◆ Exercise task ◆
Write out every entry exactly as it stands.

Rows from a dataset
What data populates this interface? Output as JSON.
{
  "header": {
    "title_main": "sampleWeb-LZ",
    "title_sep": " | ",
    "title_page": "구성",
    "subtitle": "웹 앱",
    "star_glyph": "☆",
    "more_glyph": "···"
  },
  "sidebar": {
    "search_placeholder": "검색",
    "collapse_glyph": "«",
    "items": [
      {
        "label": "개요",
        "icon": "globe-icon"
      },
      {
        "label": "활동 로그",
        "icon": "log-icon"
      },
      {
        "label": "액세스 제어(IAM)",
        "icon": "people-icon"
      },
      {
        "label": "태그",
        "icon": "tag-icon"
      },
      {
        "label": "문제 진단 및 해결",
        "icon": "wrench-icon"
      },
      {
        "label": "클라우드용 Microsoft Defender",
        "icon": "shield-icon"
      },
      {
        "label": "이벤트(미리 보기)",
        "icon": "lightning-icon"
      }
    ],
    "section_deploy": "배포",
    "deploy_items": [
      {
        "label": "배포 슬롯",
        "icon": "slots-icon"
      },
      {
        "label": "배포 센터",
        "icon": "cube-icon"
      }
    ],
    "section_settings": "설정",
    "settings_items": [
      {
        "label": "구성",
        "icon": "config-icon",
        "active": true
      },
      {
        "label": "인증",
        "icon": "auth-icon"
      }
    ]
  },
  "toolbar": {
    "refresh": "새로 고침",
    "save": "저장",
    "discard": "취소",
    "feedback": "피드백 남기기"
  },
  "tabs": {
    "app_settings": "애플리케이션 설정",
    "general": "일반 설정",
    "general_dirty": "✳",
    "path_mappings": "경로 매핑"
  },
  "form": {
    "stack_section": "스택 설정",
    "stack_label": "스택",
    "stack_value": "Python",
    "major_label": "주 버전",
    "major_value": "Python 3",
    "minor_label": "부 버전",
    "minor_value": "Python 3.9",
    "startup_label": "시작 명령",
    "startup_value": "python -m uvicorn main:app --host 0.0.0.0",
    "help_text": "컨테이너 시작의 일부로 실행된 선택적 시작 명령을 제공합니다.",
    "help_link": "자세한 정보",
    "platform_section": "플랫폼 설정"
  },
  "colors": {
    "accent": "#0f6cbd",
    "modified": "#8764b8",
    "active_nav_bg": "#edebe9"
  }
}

◆ Response below ◆
What data populates this interface? Output as JSON.
{
  "header": {
    "title_main": "sampleWeb-LZ",
    "title_sep": " | ",
    "title_page": "구성",
    "subtitle": "웹 앱",
    "star_glyph": "☆",
    "more_glyph": "···"
  },
  "sidebar": {
    "search_placeholder": "검색",
    "collapse_glyph": "«",
    "items": [
      {
        "label": "개요",
        "icon": "globe-icon"
      },
      {
        "label": "활동 로그",
        "icon": "log-icon"
      },
      {
        "label": "액세스 제어(IAM)",
        "icon": "people-icon"
      },
      {
        "label": "태그",
        "icon": "tag-icon"
      },
      {
        "label": "문제 진단 및 해결",
        "icon": "wrench-icon"
      },
      {
        "label": "클라우드용 Microsoft Defender",
        "icon": "shield-icon"
      },
      {
        "label": "이벤트(미리 보기)",
        "icon": "lightning-icon"
      }
    ],
    "section_deploy": "배포",
    "deploy_items": [
      {
        "label": "배포 슬롯",
        "icon": "slots-icon"
      },
      {
        "label": "배포 센터",
        "icon": "cube-icon"
      }
    ],
    "section_settings": "설정",
    "settings_items": [
      {
        "label": "구성",
        "icon": "config-icon",
        "active": true
      },
      {
        "label": "인증",
        "icon": "auth-icon"
      }
    ]
  },
  "toolbar": {
    "refresh": "새로 고침",
    "save": "저장",
    "discard": "취소",
    "feedback": "피드백 남기기"
  },
  "tabs": {
    "app_settings": "애플리케이션 설정",
    "general": "일반 설정",
    "general_dirty": "✳",
    "path_mappings": "경로 매핑"
  },
  "form": {
    "stack_section": "스택 설정",
    "stack_label": "스택",
    "stack_value": "Python",
    "major_label": "주 버전",
    "major_value": "Python 3",
    "minor_label": "부 버전",
    "minor_value": "Python 3.9",
    "startup_label": "시작 명령",
    "startup_value": "python -m uvicorn main:app --host 0.0.0.0",
    "help_text": "컨테이너 시작의 일부로 실행된 선택적 시작 명령을 제공합니다.",
    "help_link": "자세한 정보",
    "platform_section": "플랫폼 설정"
  },
  "colors": {
    "accent": "#0f6cbd",
    "modified": "#8764b8",
    "active_nav_bg": "#edebe9"
  }
}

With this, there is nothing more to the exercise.